§ SET PROBLEM
Copy every line from the one containing "list-item: Queen Mary" down to the one containing "menu-help[interactable]: Help: [238, 22, 279, 40]", including both of those lines, and leave each line unchanged.

§ PROVIDED DATA
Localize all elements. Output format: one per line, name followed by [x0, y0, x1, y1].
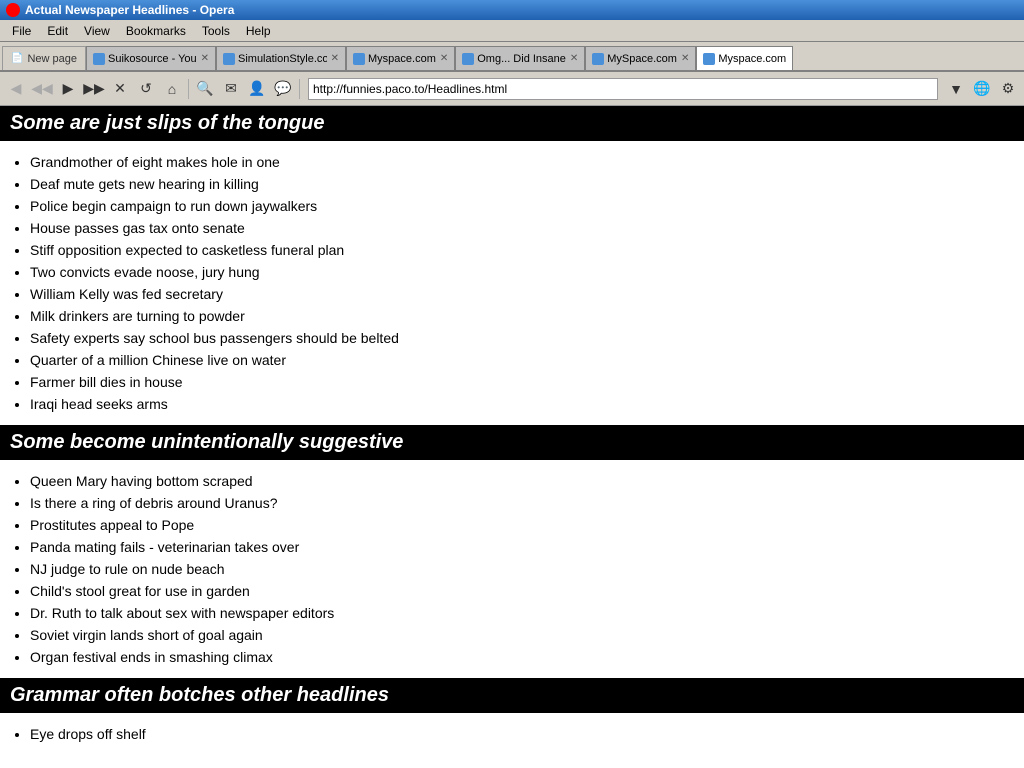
list-item: Queen Mary having bottom scraped: [30, 470, 1004, 492]
list-item: NJ judge to rule on nude beach: [30, 558, 1004, 580]
tab-simulationstyle[interactable]: SimulationStyle.com :.... ✕: [216, 46, 346, 70]
tab-omg[interactable]: Omg... Did Insane..... ✕: [455, 46, 585, 70]
menu-bar: File Edit View Bookmarks Tools Help: [0, 20, 1024, 42]
list-item: Deaf mute gets new hearing in killing: [30, 173, 1004, 195]
tab-new-page-icon: 📄: [11, 53, 23, 64]
tab-myspace2-close[interactable]: ✕: [681, 53, 689, 64]
tab-simulationstyle-icon: [223, 53, 235, 65]
tab-suikosource[interactable]: Suikosource - Your So.... ✕: [86, 46, 216, 70]
list-item: Is there a ring of debris around Uranus?: [30, 492, 1004, 514]
list-item: Police begin campaign to run down jaywal…: [30, 195, 1004, 217]
menu-help[interactable]: Help: [238, 22, 279, 40]
globe-icon: 🌐: [970, 77, 994, 101]
menu-edit[interactable]: Edit: [39, 22, 76, 40]
address-bar-container: [308, 78, 938, 100]
tab-myspace2-icon: [592, 53, 604, 65]
tab-simulationstyle-close[interactable]: ✕: [331, 53, 339, 64]
opera-icon: [6, 3, 20, 17]
list-item: Dr. Ruth to talk about sex with newspape…: [30, 602, 1004, 624]
list-item: Prostitutes appeal to Pope: [30, 514, 1004, 536]
toolbar-separator-1: [188, 79, 189, 99]
tab-myspace2[interactable]: MySpace.com ✕: [585, 46, 696, 70]
list-item: Organ festival ends in smashing climax: [30, 646, 1004, 668]
section-header-suggestive: Some become unintentionally suggestive: [0, 425, 1024, 460]
forward-button[interactable]: ▶: [56, 77, 80, 101]
tab-bar: 📄 New page Suikosource - Your So.... ✕ S…: [0, 42, 1024, 72]
chat-button[interactable]: 💬: [271, 77, 295, 101]
tab-myspace3[interactable]: Myspace.com: [696, 46, 793, 70]
list-item: Child's stool great for use in garden: [30, 580, 1004, 602]
menu-bookmarks[interactable]: Bookmarks: [118, 22, 194, 40]
section-suggestive-list: Queen Mary having bottom scraped Is ther…: [0, 460, 1024, 678]
list-item: Quarter of a million Chinese live on wat…: [30, 349, 1004, 371]
back-button[interactable]: ◀: [4, 77, 28, 101]
address-input[interactable]: [313, 82, 933, 96]
tab-omg-close[interactable]: ✕: [570, 53, 578, 64]
list-item: Soviet virgin lands short of goal again: [30, 624, 1004, 646]
section-header-grammar: Grammar often botches other headlines: [0, 678, 1024, 713]
section-grammar-list: Eye drops off shelf: [0, 713, 1024, 755]
list-item: Milk drinkers are turning to powder: [30, 305, 1004, 327]
section-slips-list: Grandmother of eight makes hole in one D…: [0, 141, 1024, 425]
list-item: William Kelly was fed secretary: [30, 283, 1004, 305]
search-button[interactable]: 🔍: [193, 77, 217, 101]
menu-view[interactable]: View: [76, 22, 118, 40]
list-item: Farmer bill dies in house: [30, 371, 1004, 393]
tab-myspace1[interactable]: Myspace.com ✕: [346, 46, 455, 70]
reload-button[interactable]: ↺: [134, 77, 158, 101]
tab-myspace3-icon: [703, 53, 715, 65]
fastforward-button[interactable]: ▶▶: [82, 77, 106, 101]
menu-tools[interactable]: Tools: [194, 22, 238, 40]
list-item: Safety experts say school bus passengers…: [30, 327, 1004, 349]
list-item: Eye drops off shelf: [30, 723, 1004, 745]
tab-new-page[interactable]: 📄 New page: [2, 46, 86, 70]
contacts-button[interactable]: 👤: [245, 77, 269, 101]
tab-myspace1-close[interactable]: ✕: [440, 53, 448, 64]
mail-button[interactable]: ✉: [219, 77, 243, 101]
address-dropdown-button[interactable]: ▼: [944, 77, 968, 101]
home-button[interactable]: ⌂: [160, 77, 184, 101]
stop-button[interactable]: ✕: [108, 77, 132, 101]
toolbar: ◀ ◀◀ ▶ ▶▶ ✕ ↺ ⌂ 🔍 ✉ 👤 💬 ▼ 🌐 ⚙: [0, 72, 1024, 106]
tab-suikosource-icon: [93, 53, 105, 65]
window-title: Actual Newspaper Headlines - Opera: [25, 3, 234, 17]
list-item: Two convicts evade noose, jury hung: [30, 261, 1004, 283]
toolbar-separator-2: [299, 79, 300, 99]
menu-file[interactable]: File: [4, 22, 39, 40]
tab-suikosource-close[interactable]: ✕: [201, 53, 209, 64]
list-item: House passes gas tax onto senate: [30, 217, 1004, 239]
settings-button[interactable]: ⚙: [996, 77, 1020, 101]
rewind-button[interactable]: ◀◀: [30, 77, 54, 101]
title-bar: Actual Newspaper Headlines - Opera: [0, 0, 1024, 20]
section-header-slips: Some are just slips of the tongue: [0, 106, 1024, 141]
tab-omg-icon: [462, 53, 474, 65]
tab-myspace1-icon: [353, 53, 365, 65]
page-content: Some are just slips of the tongue Grandm…: [0, 106, 1024, 768]
list-item: Panda mating fails - veterinarian takes …: [30, 536, 1004, 558]
list-item: Stiff opposition expected to casketless …: [30, 239, 1004, 261]
list-item: Grandmother of eight makes hole in one: [30, 151, 1004, 173]
list-item: Iraqi head seeks arms: [30, 393, 1004, 415]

§ THE RESULT
list-item: Queen Mary having bottom scraped: [30, 470, 1004, 492]
list-item: NJ judge to rule on nude beach: [30, 558, 1004, 580]
tab-simulationstyle[interactable]: SimulationStyle.com :.... ✕: [216, 46, 346, 70]
tab-omg[interactable]: Omg... Did Insane..... ✕: [455, 46, 585, 70]
menu-bar: File Edit View Bookmarks Tools Help: [0, 20, 1024, 42]
list-item: Deaf mute gets new hearing in killing: [30, 173, 1004, 195]
tab-new-page-icon: 📄: [11, 53, 23, 64]
tab-myspace2-close[interactable]: ✕: [681, 53, 689, 64]
tab-simulationstyle-icon: [223, 53, 235, 65]
tab-suikosource[interactable]: Suikosource - Your So.... ✕: [86, 46, 216, 70]
list-item: Is there a ring of debris around Uranus?: [30, 492, 1004, 514]
list-item: Police begin campaign to run down jaywal…: [30, 195, 1004, 217]
menu-help[interactable]: Help: [238, 22, 279, 40]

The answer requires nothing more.